# [TO DO]
Which lines in the records below contain the word "screenshot"? Copy each of them.

══ PROVIDED INFORMATION

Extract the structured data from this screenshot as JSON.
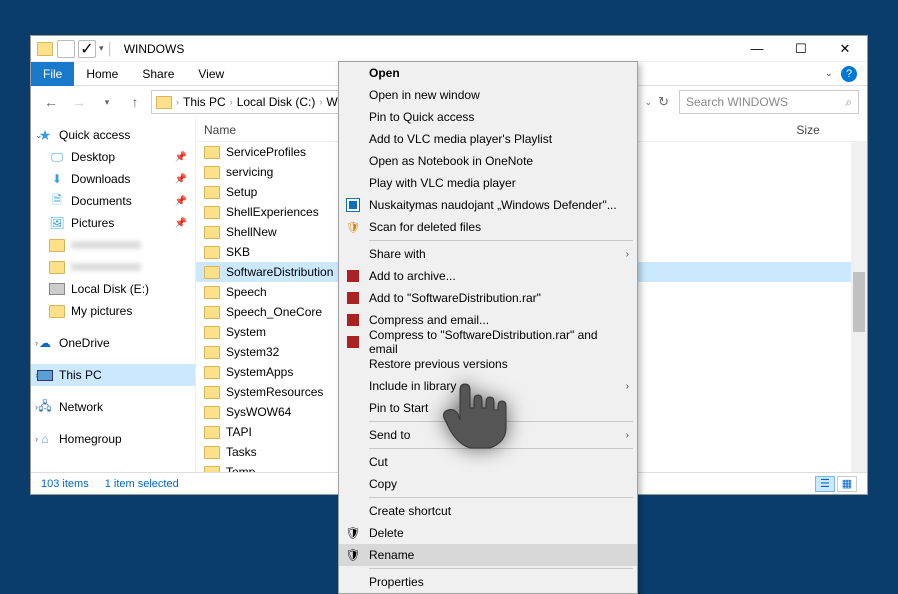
{
  "titlebar": {
    "title": "WINDOWS"
  },
  "ribbon": {
    "file": "File",
    "tabs": [
      "Home",
      "Share",
      "View"
    ]
  },
  "breadcrumbs": [
    "This PC",
    "Local Disk (C:)",
    "WINDO"
  ],
  "search": {
    "placeholder": "Search WINDOWS"
  },
  "nav_pane": {
    "quick_access": {
      "label": "Quick access"
    },
    "quick_items": [
      {
        "label": "Desktop",
        "pinned": true,
        "icon": "desktop"
      },
      {
        "label": "Downloads",
        "pinned": true,
        "icon": "downloads"
      },
      {
        "label": "Documents",
        "pinned": true,
        "icon": "documents"
      },
      {
        "label": "Pictures",
        "pinned": true,
        "icon": "pictures"
      }
    ],
    "drive": {
      "label": "Local Disk (E:)"
    },
    "my_pictures": {
      "label": "My pictures"
    },
    "onedrive": {
      "label": "OneDrive"
    },
    "this_pc": {
      "label": "This PC"
    },
    "network": {
      "label": "Network"
    },
    "homegroup": {
      "label": "Homegroup"
    }
  },
  "columns": {
    "name": "Name",
    "size": "Size"
  },
  "folders": [
    "ServiceProfiles",
    "servicing",
    "Setup",
    "ShellExperiences",
    "ShellNew",
    "SKB",
    "SoftwareDistribution",
    "Speech",
    "Speech_OneCore",
    "System",
    "System32",
    "SystemApps",
    "SystemResources",
    "SysWOW64",
    "TAPI",
    "Tasks",
    "Temp"
  ],
  "selected_folder_index": 6,
  "statusbar": {
    "items": "103 items",
    "selected": "1 item selected"
  },
  "context_menu": {
    "open": "Open",
    "open_new": "Open in new window",
    "pin_quick": "Pin to Quick access",
    "add_vlc": "Add to VLC media player's Playlist",
    "open_onenote": "Open as Notebook in OneNote",
    "play_vlc": "Play with VLC media player",
    "defender": "Nuskaitymas naudojant „Windows Defender\"...",
    "scan_deleted": "Scan for deleted files",
    "share_with": "Share with",
    "add_archive": "Add to archive...",
    "add_rar": "Add to \"SoftwareDistribution.rar\"",
    "compress_email": "Compress and email...",
    "compress_rar_email": "Compress to \"SoftwareDistribution.rar\" and email",
    "restore": "Restore previous versions",
    "include_lib": "Include in library",
    "pin_start": "Pin to Start",
    "send_to": "Send to",
    "cut": "Cut",
    "copy": "Copy",
    "create_shortcut": "Create shortcut",
    "delete": "Delete",
    "rename": "Rename",
    "properties": "Properties"
  }
}
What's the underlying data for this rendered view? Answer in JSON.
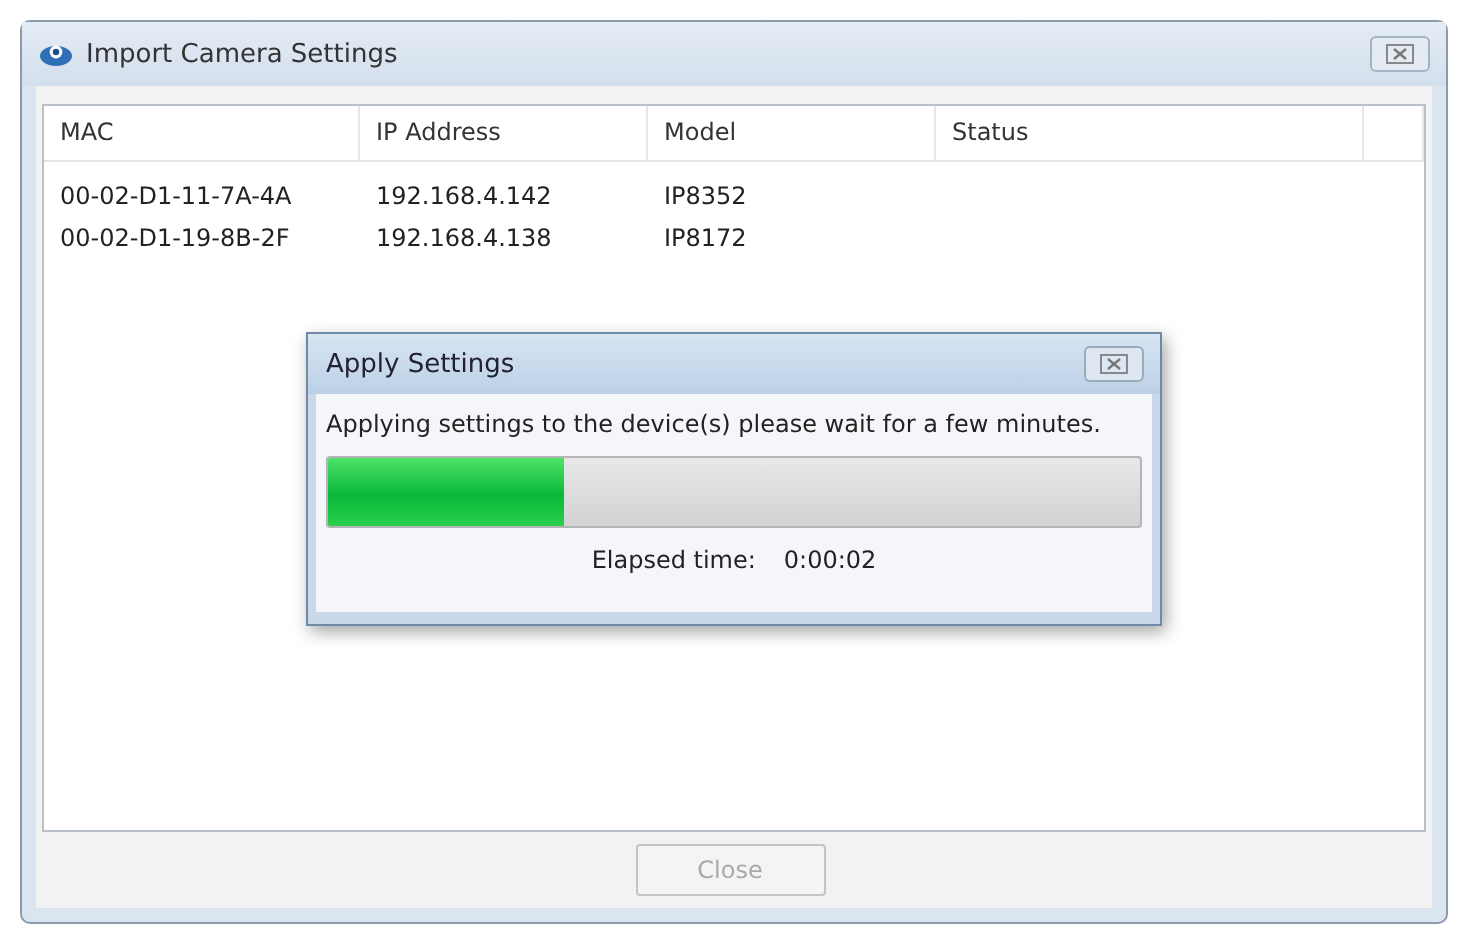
{
  "window": {
    "title": "Import Camera Settings"
  },
  "table": {
    "columns": [
      "MAC",
      "IP Address",
      "Model",
      "Status"
    ],
    "rows": [
      [
        "00-02-D1-11-7A-4A",
        "192.168.4.142",
        "IP8352"
      ],
      [
        "00-02-D1-19-8B-2F",
        "192.168.4.138",
        "IP8172"
      ]
    ]
  },
  "dialog": {
    "title": "Apply Settings",
    "message": "Applying settings to the device(s) please wait for a few minutes.",
    "progress": {
      "level": 0.29
    },
    "elapsed_label": "Elapsed time:",
    "elapsed_value": "0:00:02"
  },
  "buttons": [
    {
      "label": "Close",
      "disabled": true
    }
  ]
}
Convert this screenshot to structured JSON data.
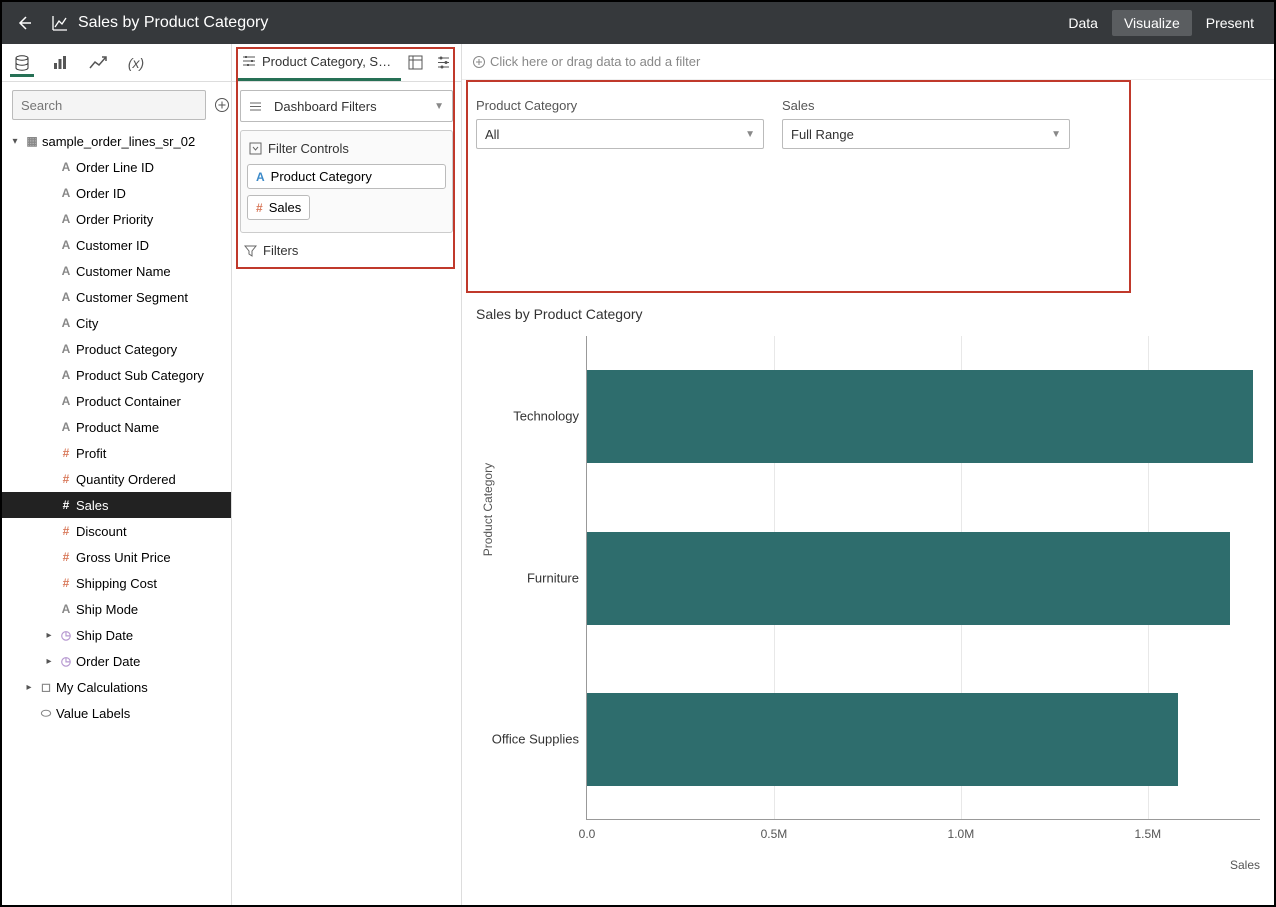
{
  "header": {
    "title": "Sales by Product Category",
    "tabs": {
      "data": "Data",
      "visualize": "Visualize",
      "present": "Present"
    }
  },
  "left": {
    "search_placeholder": "Search",
    "dataset": "sample_order_lines_sr_02",
    "fields": [
      {
        "icon": "a",
        "label": "Order Line ID"
      },
      {
        "icon": "a",
        "label": "Order ID"
      },
      {
        "icon": "a",
        "label": "Order Priority"
      },
      {
        "icon": "a",
        "label": "Customer ID"
      },
      {
        "icon": "a",
        "label": "Customer Name"
      },
      {
        "icon": "a",
        "label": "Customer Segment"
      },
      {
        "icon": "a",
        "label": "City"
      },
      {
        "icon": "a",
        "label": "Product Category"
      },
      {
        "icon": "a",
        "label": "Product Sub Category"
      },
      {
        "icon": "a",
        "label": "Product Container"
      },
      {
        "icon": "a",
        "label": "Product Name"
      },
      {
        "icon": "hash",
        "label": "Profit"
      },
      {
        "icon": "hash",
        "label": "Quantity Ordered"
      },
      {
        "icon": "hash",
        "label": "Sales",
        "selected": true
      },
      {
        "icon": "hash",
        "label": "Discount"
      },
      {
        "icon": "hash",
        "label": "Gross Unit Price"
      },
      {
        "icon": "hash",
        "label": "Shipping Cost"
      },
      {
        "icon": "a",
        "label": "Ship Mode"
      },
      {
        "icon": "clock",
        "label": "Ship Date",
        "caret": true
      },
      {
        "icon": "clock",
        "label": "Order Date",
        "caret": true
      }
    ],
    "my_calculations": "My Calculations",
    "value_labels": "Value Labels"
  },
  "mid": {
    "tab_label": "Product Category, S…",
    "dashboard_filters": "Dashboard Filters",
    "filter_controls": "Filter Controls",
    "chips": {
      "product_category": "Product Category",
      "sales": "Sales"
    },
    "filters": "Filters"
  },
  "right": {
    "filter_hint": "Click here or drag data to add a filter",
    "pc_label": "Product Category",
    "pc_value": "All",
    "sales_label": "Sales",
    "sales_value": "Full Range"
  },
  "chart_data": {
    "type": "bar",
    "orientation": "horizontal",
    "title": "Sales by Product Category",
    "ylabel": "Product Category",
    "xlabel": "Sales",
    "categories": [
      "Technology",
      "Furniture",
      "Office Supplies"
    ],
    "values": [
      1780000,
      1720000,
      1580000
    ],
    "x_ticks": [
      0,
      500000,
      1000000,
      1500000
    ],
    "x_tick_labels": [
      "0.0",
      "0.5M",
      "1.0M",
      "1.5M"
    ],
    "xlim": [
      0,
      1800000
    ],
    "bar_color": "#2e6d6d"
  }
}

════

# [ANSWER BELOW]
Extract the structured data from this screenshot as JSON.
Convert this screenshot to structured JSON data.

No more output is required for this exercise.